Stored records:
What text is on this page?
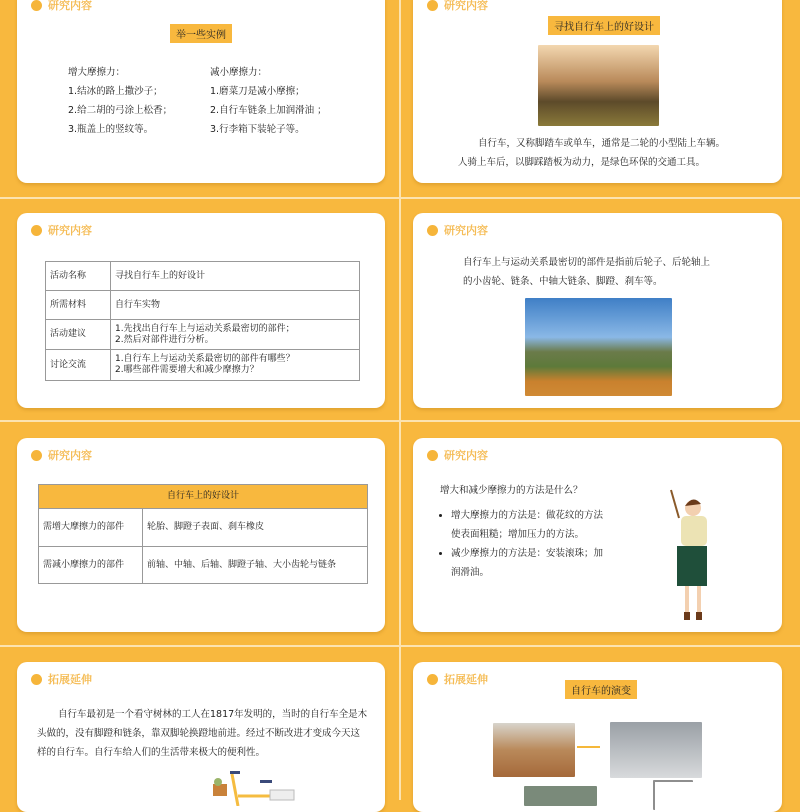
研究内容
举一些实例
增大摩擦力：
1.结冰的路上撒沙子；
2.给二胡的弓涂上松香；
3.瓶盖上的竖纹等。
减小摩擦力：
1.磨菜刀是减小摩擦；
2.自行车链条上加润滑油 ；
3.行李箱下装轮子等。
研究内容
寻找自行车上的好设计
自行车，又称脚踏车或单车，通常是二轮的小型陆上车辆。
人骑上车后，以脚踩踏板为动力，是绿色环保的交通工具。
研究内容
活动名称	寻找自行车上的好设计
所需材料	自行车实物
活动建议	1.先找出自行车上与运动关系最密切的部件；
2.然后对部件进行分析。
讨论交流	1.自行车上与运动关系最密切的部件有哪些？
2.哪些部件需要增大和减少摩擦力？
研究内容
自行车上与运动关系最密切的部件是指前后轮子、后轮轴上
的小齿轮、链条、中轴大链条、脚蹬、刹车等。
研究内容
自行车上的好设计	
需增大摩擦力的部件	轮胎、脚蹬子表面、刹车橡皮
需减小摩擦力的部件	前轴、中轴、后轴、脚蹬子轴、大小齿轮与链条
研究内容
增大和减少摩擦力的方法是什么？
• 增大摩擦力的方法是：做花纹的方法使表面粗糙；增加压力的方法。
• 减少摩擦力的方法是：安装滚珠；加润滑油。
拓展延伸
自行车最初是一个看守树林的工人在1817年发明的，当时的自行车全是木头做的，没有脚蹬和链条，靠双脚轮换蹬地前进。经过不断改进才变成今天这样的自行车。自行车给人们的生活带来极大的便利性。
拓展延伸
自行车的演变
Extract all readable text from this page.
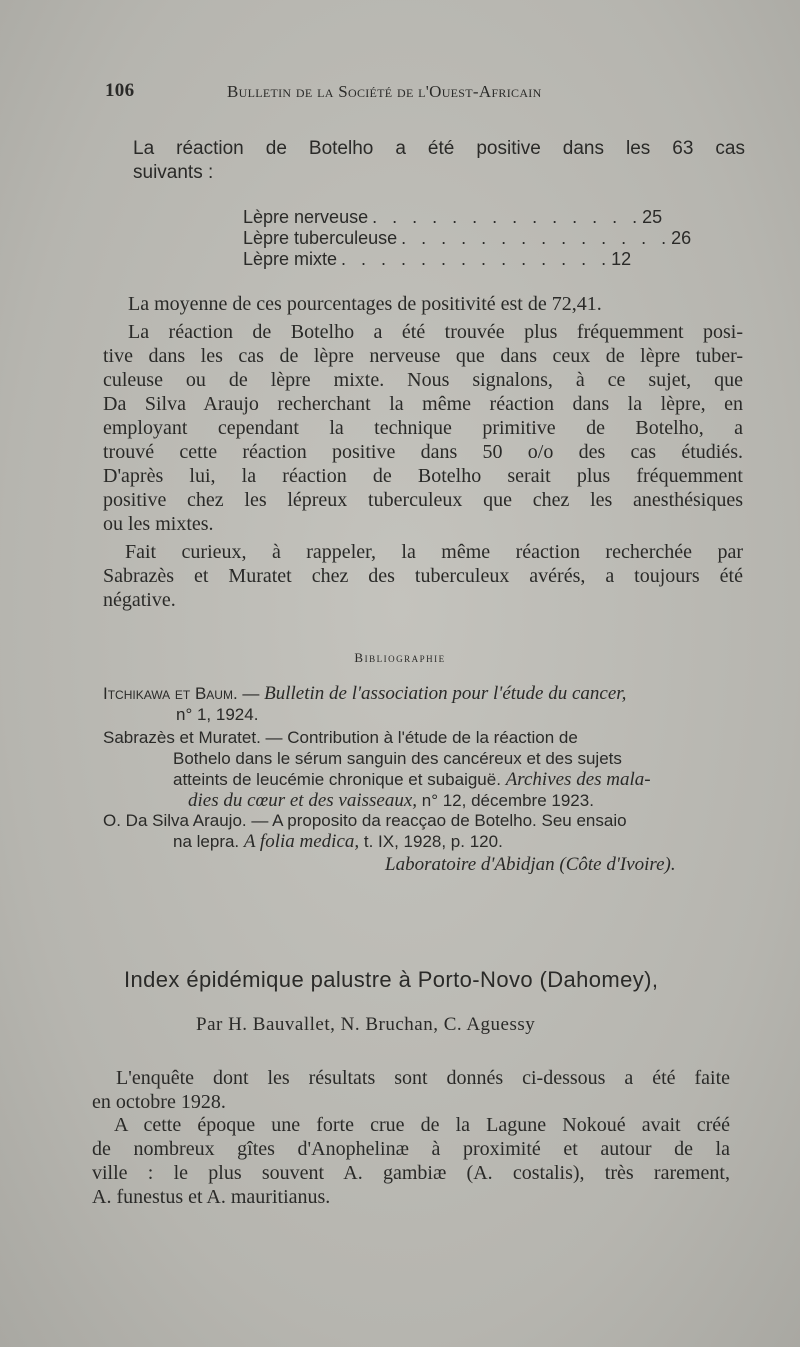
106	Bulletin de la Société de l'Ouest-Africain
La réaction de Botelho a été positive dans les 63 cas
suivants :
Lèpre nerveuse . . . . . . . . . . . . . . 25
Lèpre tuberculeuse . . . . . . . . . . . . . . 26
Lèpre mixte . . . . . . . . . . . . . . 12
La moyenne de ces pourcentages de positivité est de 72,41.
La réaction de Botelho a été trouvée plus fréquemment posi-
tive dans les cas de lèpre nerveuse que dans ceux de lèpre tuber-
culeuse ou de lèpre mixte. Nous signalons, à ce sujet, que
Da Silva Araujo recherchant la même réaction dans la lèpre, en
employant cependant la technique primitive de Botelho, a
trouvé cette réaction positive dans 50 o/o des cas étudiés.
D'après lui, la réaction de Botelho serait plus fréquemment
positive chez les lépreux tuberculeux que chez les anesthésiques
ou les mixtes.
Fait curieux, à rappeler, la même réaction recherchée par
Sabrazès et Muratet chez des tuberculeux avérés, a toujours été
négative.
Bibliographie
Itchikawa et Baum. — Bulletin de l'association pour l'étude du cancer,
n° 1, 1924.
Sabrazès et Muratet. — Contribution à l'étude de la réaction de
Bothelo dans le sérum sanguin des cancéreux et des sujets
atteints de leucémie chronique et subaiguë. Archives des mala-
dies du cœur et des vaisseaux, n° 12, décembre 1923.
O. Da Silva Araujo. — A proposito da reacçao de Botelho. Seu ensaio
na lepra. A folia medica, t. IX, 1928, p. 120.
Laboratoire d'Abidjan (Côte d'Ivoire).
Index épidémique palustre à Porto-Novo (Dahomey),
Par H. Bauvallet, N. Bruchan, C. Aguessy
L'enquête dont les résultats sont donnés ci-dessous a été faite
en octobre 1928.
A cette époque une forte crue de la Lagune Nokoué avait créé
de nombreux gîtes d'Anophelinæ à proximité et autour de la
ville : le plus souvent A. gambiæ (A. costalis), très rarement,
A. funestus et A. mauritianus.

Task goal —
Print each line from the one containing "Extract all readable text from this page." through the last line of the listing, both included, exactly and with no pictures.

Correct output —
Extract all readable text from this page.
106	Bulletin de la Société de l'Ouest-Africain
La réaction de Botelho a été positive dans les 63 cas
suivants :
Lèpre nerveuse . . . . . . . . . . . . . . 25
Lèpre tuberculeuse . . . . . . . . . . . . . . 26
Lèpre mixte . . . . . . . . . . . . . . 12
La moyenne de ces pourcentages de positivité est de 72,41.
La réaction de Botelho a été trouvée plus fréquemment posi-
tive dans les cas de lèpre nerveuse que dans ceux de lèpre tuber-
culeuse ou de lèpre mixte. Nous signalons, à ce sujet, que
Da Silva Araujo recherchant la même réaction dans la lèpre, en
employant cependant la technique primitive de Botelho, a
trouvé cette réaction positive dans 50 o/o des cas étudiés.
D'après lui, la réaction de Botelho serait plus fréquemment
positive chez les lépreux tuberculeux que chez les anesthésiques
ou les mixtes.
Fait curieux, à rappeler, la même réaction recherchée par
Sabrazès et Muratet chez des tuberculeux avérés, a toujours été
négative.
Bibliographie
Itchikawa et Baum. — Bulletin de l'association pour l'étude du cancer,
n° 1, 1924.
Sabrazès et Muratet. — Contribution à l'étude de la réaction de
Bothelo dans le sérum sanguin des cancéreux et des sujets
atteints de leucémie chronique et subaiguë. Archives des mala-
dies du cœur et des vaisseaux, n° 12, décembre 1923.
O. Da Silva Araujo. — A proposito da reacçao de Botelho. Seu ensaio
na lepra. A folia medica, t. IX, 1928, p. 120.
Laboratoire d'Abidjan (Côte d'Ivoire).
Index épidémique palustre à Porto-Novo (Dahomey),
Par H. Bauvallet, N. Bruchan, C. Aguessy
L'enquête dont les résultats sont donnés ci-dessous a été faite
en octobre 1928.
A cette époque une forte crue de la Lagune Nokoué avait créé
de nombreux gîtes d'Anophelinæ à proximité et autour de la
ville : le plus souvent A. gambiæ (A. costalis), très rarement,
A. funestus et A. mauritianus.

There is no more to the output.